■ **Set task**
Please print every record below exactly as it appears.

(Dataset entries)
· · · · · · ·
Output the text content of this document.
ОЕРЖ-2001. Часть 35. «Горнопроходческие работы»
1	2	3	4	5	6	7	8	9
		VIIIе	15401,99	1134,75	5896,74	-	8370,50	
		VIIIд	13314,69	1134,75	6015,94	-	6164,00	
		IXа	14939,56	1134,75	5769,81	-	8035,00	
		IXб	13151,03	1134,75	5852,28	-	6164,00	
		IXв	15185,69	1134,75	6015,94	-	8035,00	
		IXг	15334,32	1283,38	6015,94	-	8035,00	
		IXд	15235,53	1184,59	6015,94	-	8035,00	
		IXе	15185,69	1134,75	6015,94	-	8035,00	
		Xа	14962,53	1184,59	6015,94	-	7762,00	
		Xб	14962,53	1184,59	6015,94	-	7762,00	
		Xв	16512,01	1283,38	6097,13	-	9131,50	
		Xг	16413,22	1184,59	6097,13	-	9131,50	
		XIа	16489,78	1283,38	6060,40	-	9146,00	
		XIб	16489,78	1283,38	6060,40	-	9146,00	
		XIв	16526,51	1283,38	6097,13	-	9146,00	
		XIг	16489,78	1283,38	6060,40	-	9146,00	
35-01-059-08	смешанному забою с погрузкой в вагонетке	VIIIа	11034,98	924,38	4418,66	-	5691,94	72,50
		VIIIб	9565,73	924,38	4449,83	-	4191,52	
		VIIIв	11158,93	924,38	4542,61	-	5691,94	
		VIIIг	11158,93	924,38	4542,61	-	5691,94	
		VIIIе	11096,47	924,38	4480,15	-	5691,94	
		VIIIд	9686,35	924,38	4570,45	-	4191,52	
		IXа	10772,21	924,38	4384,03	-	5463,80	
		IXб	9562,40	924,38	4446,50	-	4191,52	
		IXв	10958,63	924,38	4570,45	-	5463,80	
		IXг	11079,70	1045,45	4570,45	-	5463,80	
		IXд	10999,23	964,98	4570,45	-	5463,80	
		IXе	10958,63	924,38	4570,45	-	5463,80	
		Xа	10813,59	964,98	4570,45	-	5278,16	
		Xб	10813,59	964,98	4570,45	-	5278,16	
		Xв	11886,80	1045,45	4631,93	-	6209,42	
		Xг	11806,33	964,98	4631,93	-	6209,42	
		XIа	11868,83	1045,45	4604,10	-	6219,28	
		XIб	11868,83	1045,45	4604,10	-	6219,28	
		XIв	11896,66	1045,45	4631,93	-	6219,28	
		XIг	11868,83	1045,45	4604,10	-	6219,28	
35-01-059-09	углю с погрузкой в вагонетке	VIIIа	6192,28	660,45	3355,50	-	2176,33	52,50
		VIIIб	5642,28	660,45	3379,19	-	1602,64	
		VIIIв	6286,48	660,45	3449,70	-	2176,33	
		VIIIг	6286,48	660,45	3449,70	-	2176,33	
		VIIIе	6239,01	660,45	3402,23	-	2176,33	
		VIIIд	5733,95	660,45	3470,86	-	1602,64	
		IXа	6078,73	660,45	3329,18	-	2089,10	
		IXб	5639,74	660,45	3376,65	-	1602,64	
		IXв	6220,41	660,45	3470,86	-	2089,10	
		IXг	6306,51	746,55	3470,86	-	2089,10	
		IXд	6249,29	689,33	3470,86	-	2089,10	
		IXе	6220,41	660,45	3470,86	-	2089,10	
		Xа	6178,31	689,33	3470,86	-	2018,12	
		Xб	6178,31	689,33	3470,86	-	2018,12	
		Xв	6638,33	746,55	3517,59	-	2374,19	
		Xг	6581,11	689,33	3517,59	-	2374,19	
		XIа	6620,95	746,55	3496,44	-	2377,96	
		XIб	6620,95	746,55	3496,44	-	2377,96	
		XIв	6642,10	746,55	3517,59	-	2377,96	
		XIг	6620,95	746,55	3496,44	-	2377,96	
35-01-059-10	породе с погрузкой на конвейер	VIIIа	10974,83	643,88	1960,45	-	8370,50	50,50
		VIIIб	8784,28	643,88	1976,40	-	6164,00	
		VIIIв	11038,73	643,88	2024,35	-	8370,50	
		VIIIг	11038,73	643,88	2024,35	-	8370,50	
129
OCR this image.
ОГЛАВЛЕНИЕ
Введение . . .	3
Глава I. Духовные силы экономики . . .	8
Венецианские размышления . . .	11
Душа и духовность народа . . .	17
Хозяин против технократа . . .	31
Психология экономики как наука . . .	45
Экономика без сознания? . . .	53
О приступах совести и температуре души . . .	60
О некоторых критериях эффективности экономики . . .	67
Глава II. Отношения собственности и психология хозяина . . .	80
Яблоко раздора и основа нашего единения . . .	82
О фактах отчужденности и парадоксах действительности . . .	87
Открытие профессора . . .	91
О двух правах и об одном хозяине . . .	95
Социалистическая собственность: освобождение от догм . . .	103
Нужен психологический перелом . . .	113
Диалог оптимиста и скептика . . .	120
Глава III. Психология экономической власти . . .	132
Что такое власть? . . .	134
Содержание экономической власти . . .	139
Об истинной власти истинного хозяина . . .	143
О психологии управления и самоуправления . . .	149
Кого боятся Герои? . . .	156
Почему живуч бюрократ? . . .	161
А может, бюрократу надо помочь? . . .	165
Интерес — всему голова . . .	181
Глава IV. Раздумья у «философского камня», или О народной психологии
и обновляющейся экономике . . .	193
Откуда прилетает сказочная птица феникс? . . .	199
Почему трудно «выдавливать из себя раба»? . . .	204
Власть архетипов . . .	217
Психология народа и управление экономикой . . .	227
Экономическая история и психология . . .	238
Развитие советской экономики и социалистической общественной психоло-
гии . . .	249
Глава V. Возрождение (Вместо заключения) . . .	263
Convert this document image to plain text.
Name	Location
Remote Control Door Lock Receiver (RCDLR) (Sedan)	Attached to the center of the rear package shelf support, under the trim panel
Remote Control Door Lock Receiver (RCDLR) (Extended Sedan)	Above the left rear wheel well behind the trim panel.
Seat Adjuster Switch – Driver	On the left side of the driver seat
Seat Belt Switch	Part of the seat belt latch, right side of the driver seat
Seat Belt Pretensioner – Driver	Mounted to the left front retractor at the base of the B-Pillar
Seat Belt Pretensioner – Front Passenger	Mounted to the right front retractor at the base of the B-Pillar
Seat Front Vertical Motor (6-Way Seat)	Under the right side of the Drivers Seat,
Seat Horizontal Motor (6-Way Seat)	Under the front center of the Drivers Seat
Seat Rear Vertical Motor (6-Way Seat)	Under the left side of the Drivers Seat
· · · · · · ·
■ **The response**
Output the text content of this document.
ОЕРЖ-2001. Часть 35. «Горнопроходческие работы»
1	2	3	4	5	6	7	8	9
		VIIIе	15401,99	1134,75	5896,74	-	8370,50	
		VIIIд	13314,69	1134,75	6015,94	-	6164,00	
		IXа	14939,56	1134,75	5769,81	-	8035,00	
		IXб	13151,03	1134,75	5852,28	-	6164,00	
		IXв	15185,69	1134,75	6015,94	-	8035,00	
		IXг	15334,32	1283,38	6015,94	-	8035,00	
		IXд	15235,53	1184,59	6015,94	-	8035,00	
		IXе	15185,69	1134,75	6015,94	-	8035,00	
		Xа	14962,53	1184,59	6015,94	-	7762,00	
		Xб	14962,53	1184,59	6015,94	-	7762,00	
		Xв	16512,01	1283,38	6097,13	-	9131,50	
		Xг	16413,22	1184,59	6097,13	-	9131,50	
		XIа	16489,78	1283,38	6060,40	-	9146,00	
		XIб	16489,78	1283,38	6060,40	-	9146,00	
		XIв	16526,51	1283,38	6097,13	-	9146,00	
		XIг	16489,78	1283,38	6060,40	-	9146,00	
35-01-059-08	смешанному забою с погрузкой в вагонетке	VIIIа	11034,98	924,38	4418,66	-	5691,94	72,50
		VIIIб	9565,73	924,38	4449,83	-	4191,52	
		VIIIв	11158,93	924,38	4542,61	-	5691,94	
		VIIIг	11158,93	924,38	4542,61	-	5691,94	
		VIIIе	11096,47	924,38	4480,15	-	5691,94	
		VIIIд	9686,35	924,38	4570,45	-	4191,52	
		IXа	10772,21	924,38	4384,03	-	5463,80	
		IXб	9562,40	924,38	4446,50	-	4191,52	
		IXв	10958,63	924,38	4570,45	-	5463,80	
		IXг	11079,70	1045,45	4570,45	-	5463,80	
		IXд	10999,23	964,98	4570,45	-	5463,80	
		IXе	10958,63	924,38	4570,45	-	5463,80	
		Xа	10813,59	964,98	4570,45	-	5278,16	
		Xб	10813,59	964,98	4570,45	-	5278,16	
		Xв	11886,80	1045,45	4631,93	-	6209,42	
		Xг	11806,33	964,98	4631,93	-	6209,42	
		XIа	11868,83	1045,45	4604,10	-	6219,28	
		XIб	11868,83	1045,45	4604,10	-	6219,28	
		XIв	11896,66	1045,45	4631,93	-	6219,28	
		XIг	11868,83	1045,45	4604,10	-	6219,28	
35-01-059-09	углю с погрузкой в вагонетке	VIIIа	6192,28	660,45	3355,50	-	2176,33	52,50
		VIIIб	5642,28	660,45	3379,19	-	1602,64	
		VIIIв	6286,48	660,45	3449,70	-	2176,33	
		VIIIг	6286,48	660,45	3449,70	-	2176,33	
		VIIIе	6239,01	660,45	3402,23	-	2176,33	
		VIIIд	5733,95	660,45	3470,86	-	1602,64	
		IXа	6078,73	660,45	3329,18	-	2089,10	
		IXб	5639,74	660,45	3376,65	-	1602,64	
		IXв	6220,41	660,45	3470,86	-	2089,10	
		IXг	6306,51	746,55	3470,86	-	2089,10	
		IXд	6249,29	689,33	3470,86	-	2089,10	
		IXе	6220,41	660,45	3470,86	-	2089,10	
		Xа	6178,31	689,33	3470,86	-	2018,12	
		Xб	6178,31	689,33	3470,86	-	2018,12	
		Xв	6638,33	746,55	3517,59	-	2374,19	
		Xг	6581,11	689,33	3517,59	-	2374,19	
		XIа	6620,95	746,55	3496,44	-	2377,96	
		XIб	6620,95	746,55	3496,44	-	2377,96	
		XIв	6642,10	746,55	3517,59	-	2377,96	
		XIг	6620,95	746,55	3496,44	-	2377,96	
35-01-059-10	породе с погрузкой на конвейер	VIIIа	10974,83	643,88	1960,45	-	8370,50	50,50
		VIIIб	8784,28	643,88	1976,40	-	6164,00	
		VIIIв	11038,73	643,88	2024,35	-	8370,50	
		VIIIг	11038,73	643,88	2024,35	-	8370,50	
129
OCR this image.
ОГЛАВЛЕНИЕ
Введение . . .	3
Глава I. Духовные силы экономики . . .	8
Венецианские размышления . . .	11
Душа и духовность народа . . .	17
Хозяин против технократа . . .	31
Психология экономики как наука . . .	45
Экономика без сознания? . . .	53
О приступах совести и температуре души . . .	60
О некоторых критериях эффективности экономики . . .	67
Глава II. Отношения собственности и психология хозяина . . .	80
Яблоко раздора и основа нашего единения . . .	82
О фактах отчужденности и парадоксах действительности . . .	87
Открытие профессора . . .	91
О двух правах и об одном хозяине . . .	95
Социалистическая собственность: освобождение от догм . . .	103
Нужен психологический перелом . . .	113
Диалог оптимиста и скептика . . .	120
Глава III. Психология экономической власти . . .	132
Что такое власть? . . .	134
Содержание экономической власти . . .	139
Об истинной власти истинного хозяина . . .	143
О психологии управления и самоуправления . . .	149
Кого боятся Герои? . . .	156
Почему живуч бюрократ? . . .	161
А может, бюрократу надо помочь? . . .	165
Интерес — всему голова . . .	181
Глава IV. Раздумья у «философского камня», или О народной психологии
и обновляющейся экономике . . .	193
Откуда прилетает сказочная птица феникс? . . .	199
Почему трудно «выдавливать из себя раба»? . . .	204
Власть архетипов . . .	217
Психология народа и управление экономикой . . .	227
Экономическая история и психология . . .	238
Развитие советской экономики и социалистической общественной психоло-
гии . . .	249
Глава V. Возрождение (Вместо заключения) . . .	263
Convert this document image to plain text.
Name	Location
Remote Control Door Lock Receiver (RCDLR) (Sedan)	Attached to the center of the rear package shelf support, under the trim panel
Remote Control Door Lock Receiver (RCDLR) (Extended Sedan)	Above the left rear wheel well behind the trim panel.
Seat Adjuster Switch – Driver	On the left side of the driver seat
Seat Belt Switch	Part of the seat belt latch, right side of the driver seat
Seat Belt Pretensioner – Driver	Mounted to the left front retractor at the base of the B-Pillar
Seat Belt Pretensioner – Front Passenger	Mounted to the right front retractor at the base of the B-Pillar
Seat Front Vertical Motor (6-Way Seat)	Under the right side of the Drivers Seat,
Seat Horizontal Motor (6-Way Seat)	Under the front center of the Drivers Seat
Seat Rear Vertical Motor (6-Way Seat)	Under the left side of the Drivers Seat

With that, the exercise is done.